_EXERCISE INSTRUCTIONS_
Restating the data word for word is all that is required.

_PROVIDED INFORMATION_

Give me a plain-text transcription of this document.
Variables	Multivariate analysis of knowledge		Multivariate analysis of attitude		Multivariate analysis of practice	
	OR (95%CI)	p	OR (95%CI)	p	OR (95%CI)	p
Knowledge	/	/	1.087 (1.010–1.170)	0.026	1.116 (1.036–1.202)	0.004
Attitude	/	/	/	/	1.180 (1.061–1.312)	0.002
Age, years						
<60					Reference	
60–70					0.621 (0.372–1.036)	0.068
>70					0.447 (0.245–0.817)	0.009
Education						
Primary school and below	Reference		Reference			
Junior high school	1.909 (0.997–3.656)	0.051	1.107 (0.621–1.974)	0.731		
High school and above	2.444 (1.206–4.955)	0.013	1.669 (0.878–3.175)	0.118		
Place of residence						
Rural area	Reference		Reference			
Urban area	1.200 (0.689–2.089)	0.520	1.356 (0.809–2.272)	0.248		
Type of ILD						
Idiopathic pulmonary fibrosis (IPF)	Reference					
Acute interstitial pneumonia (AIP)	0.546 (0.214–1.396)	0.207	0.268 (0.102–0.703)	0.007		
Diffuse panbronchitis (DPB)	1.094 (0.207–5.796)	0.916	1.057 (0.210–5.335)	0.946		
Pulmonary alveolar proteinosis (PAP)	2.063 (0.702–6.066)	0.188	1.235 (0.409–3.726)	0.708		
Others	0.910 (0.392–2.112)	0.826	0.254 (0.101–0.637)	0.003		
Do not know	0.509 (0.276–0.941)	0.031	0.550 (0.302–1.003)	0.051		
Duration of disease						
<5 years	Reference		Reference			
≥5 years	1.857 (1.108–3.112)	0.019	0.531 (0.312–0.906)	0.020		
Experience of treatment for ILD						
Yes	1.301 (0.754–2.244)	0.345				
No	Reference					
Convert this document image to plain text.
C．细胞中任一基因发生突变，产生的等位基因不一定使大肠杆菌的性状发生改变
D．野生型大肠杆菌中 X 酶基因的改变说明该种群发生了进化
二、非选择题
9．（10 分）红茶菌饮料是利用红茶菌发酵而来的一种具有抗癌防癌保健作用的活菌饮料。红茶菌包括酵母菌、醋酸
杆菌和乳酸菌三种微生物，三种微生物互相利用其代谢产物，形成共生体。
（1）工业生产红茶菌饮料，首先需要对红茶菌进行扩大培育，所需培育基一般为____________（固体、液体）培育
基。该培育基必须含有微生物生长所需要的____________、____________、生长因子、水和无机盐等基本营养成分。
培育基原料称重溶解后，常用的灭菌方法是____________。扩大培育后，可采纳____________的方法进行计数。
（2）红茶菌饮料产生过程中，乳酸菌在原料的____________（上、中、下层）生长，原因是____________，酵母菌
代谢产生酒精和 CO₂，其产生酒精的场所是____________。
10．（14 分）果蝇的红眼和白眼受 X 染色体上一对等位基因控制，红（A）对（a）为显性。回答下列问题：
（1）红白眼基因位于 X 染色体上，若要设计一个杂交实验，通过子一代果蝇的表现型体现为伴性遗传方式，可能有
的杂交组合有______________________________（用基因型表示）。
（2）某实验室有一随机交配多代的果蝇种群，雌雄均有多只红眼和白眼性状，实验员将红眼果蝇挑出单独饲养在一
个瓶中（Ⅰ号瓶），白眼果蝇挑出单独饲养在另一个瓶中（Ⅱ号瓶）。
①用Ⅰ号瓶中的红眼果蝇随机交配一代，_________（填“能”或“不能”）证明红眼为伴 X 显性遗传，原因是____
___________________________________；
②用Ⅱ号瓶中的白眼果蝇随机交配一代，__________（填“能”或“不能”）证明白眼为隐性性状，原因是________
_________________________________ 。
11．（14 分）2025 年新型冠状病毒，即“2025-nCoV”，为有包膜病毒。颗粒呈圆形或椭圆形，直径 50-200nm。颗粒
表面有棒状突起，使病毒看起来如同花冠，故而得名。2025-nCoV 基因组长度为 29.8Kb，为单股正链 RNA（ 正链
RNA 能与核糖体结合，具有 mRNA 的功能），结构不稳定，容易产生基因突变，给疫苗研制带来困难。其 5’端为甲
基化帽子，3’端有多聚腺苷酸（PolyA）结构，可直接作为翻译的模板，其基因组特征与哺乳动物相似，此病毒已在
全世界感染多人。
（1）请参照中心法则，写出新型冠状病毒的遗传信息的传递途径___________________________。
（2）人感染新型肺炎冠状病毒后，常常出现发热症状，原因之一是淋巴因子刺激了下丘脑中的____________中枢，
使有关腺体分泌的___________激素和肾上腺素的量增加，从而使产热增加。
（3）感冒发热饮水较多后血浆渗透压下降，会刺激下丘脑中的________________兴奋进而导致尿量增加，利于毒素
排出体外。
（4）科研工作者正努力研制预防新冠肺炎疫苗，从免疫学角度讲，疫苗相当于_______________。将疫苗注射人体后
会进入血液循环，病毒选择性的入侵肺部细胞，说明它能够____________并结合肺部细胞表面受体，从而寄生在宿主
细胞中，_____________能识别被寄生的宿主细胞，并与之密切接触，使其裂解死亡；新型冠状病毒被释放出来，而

_OUTPUT BELOW_
Give me a plain-text transcription of this document.
Variables	Multivariate analysis of knowledge		Multivariate analysis of attitude		Multivariate analysis of practice	
	OR (95%CI)	p	OR (95%CI)	p	OR (95%CI)	p
Knowledge	/	/	1.087 (1.010–1.170)	0.026	1.116 (1.036–1.202)	0.004
Attitude	/	/	/	/	1.180 (1.061–1.312)	0.002
Age, years						
<60					Reference	
60–70					0.621 (0.372–1.036)	0.068
>70					0.447 (0.245–0.817)	0.009
Education						
Primary school and below	Reference		Reference			
Junior high school	1.909 (0.997–3.656)	0.051	1.107 (0.621–1.974)	0.731		
High school and above	2.444 (1.206–4.955)	0.013	1.669 (0.878–3.175)	0.118		
Place of residence						
Rural area	Reference		Reference			
Urban area	1.200 (0.689–2.089)	0.520	1.356 (0.809–2.272)	0.248		
Type of ILD						
Idiopathic pulmonary fibrosis (IPF)	Reference					
Acute interstitial pneumonia (AIP)	0.546 (0.214–1.396)	0.207	0.268 (0.102–0.703)	0.007		
Diffuse panbronchitis (DPB)	1.094 (0.207–5.796)	0.916	1.057 (0.210–5.335)	0.946		
Pulmonary alveolar proteinosis (PAP)	2.063 (0.702–6.066)	0.188	1.235 (0.409–3.726)	0.708		
Others	0.910 (0.392–2.112)	0.826	0.254 (0.101–0.637)	0.003		
Do not know	0.509 (0.276–0.941)	0.031	0.550 (0.302–1.003)	0.051		
Duration of disease						
<5 years	Reference		Reference			
≥5 years	1.857 (1.108–3.112)	0.019	0.531 (0.312–0.906)	0.020		
Experience of treatment for ILD						
Yes	1.301 (0.754–2.244)	0.345				
No	Reference					
Convert this document image to plain text.
C．细胞中任一基因发生突变，产生的等位基因不一定使大肠杆菌的性状发生改变
D．野生型大肠杆菌中 X 酶基因的改变说明该种群发生了进化
二、非选择题
9．（10 分）红茶菌饮料是利用红茶菌发酵而来的一种具有抗癌防癌保健作用的活菌饮料。红茶菌包括酵母菌、醋酸
杆菌和乳酸菌三种微生物，三种微生物互相利用其代谢产物，形成共生体。
（1）工业生产红茶菌饮料，首先需要对红茶菌进行扩大培育，所需培育基一般为____________（固体、液体）培育
基。该培育基必须含有微生物生长所需要的____________、____________、生长因子、水和无机盐等基本营养成分。
培育基原料称重溶解后，常用的灭菌方法是____________。扩大培育后，可采纳____________的方法进行计数。
（2）红茶菌饮料产生过程中，乳酸菌在原料的____________（上、中、下层）生长，原因是____________，酵母菌
代谢产生酒精和 CO₂，其产生酒精的场所是____________。
10．（14 分）果蝇的红眼和白眼受 X 染色体上一对等位基因控制，红（A）对（a）为显性。回答下列问题：
（1）红白眼基因位于 X 染色体上，若要设计一个杂交实验，通过子一代果蝇的表现型体现为伴性遗传方式，可能有
的杂交组合有______________________________（用基因型表示）。
（2）某实验室有一随机交配多代的果蝇种群，雌雄均有多只红眼和白眼性状，实验员将红眼果蝇挑出单独饲养在一
个瓶中（Ⅰ号瓶），白眼果蝇挑出单独饲养在另一个瓶中（Ⅱ号瓶）。
①用Ⅰ号瓶中的红眼果蝇随机交配一代，_________（填“能”或“不能”）证明红眼为伴 X 显性遗传，原因是____
___________________________________；
②用Ⅱ号瓶中的白眼果蝇随机交配一代，__________（填“能”或“不能”）证明白眼为隐性性状，原因是________
_________________________________ 。
11．（14 分）2025 年新型冠状病毒，即“2025-nCoV”，为有包膜病毒。颗粒呈圆形或椭圆形，直径 50-200nm。颗粒
表面有棒状突起，使病毒看起来如同花冠，故而得名。2025-nCoV 基因组长度为 29.8Kb，为单股正链 RNA（ 正链
RNA 能与核糖体结合，具有 mRNA 的功能），结构不稳定，容易产生基因突变，给疫苗研制带来困难。其 5’端为甲
基化帽子，3’端有多聚腺苷酸（PolyA）结构，可直接作为翻译的模板，其基因组特征与哺乳动物相似，此病毒已在
全世界感染多人。
（1）请参照中心法则，写出新型冠状病毒的遗传信息的传递途径___________________________。
（2）人感染新型肺炎冠状病毒后，常常出现发热症状，原因之一是淋巴因子刺激了下丘脑中的____________中枢，
使有关腺体分泌的___________激素和肾上腺素的量增加，从而使产热增加。
（3）感冒发热饮水较多后血浆渗透压下降，会刺激下丘脑中的________________兴奋进而导致尿量增加，利于毒素
排出体外。
（4）科研工作者正努力研制预防新冠肺炎疫苗，从免疫学角度讲，疫苗相当于_______________。将疫苗注射人体后
会进入血液循环，病毒选择性的入侵肺部细胞，说明它能够____________并结合肺部细胞表面受体，从而寄生在宿主
细胞中，_____________能识别被寄生的宿主细胞，并与之密切接触，使其裂解死亡；新型冠状病毒被释放出来，而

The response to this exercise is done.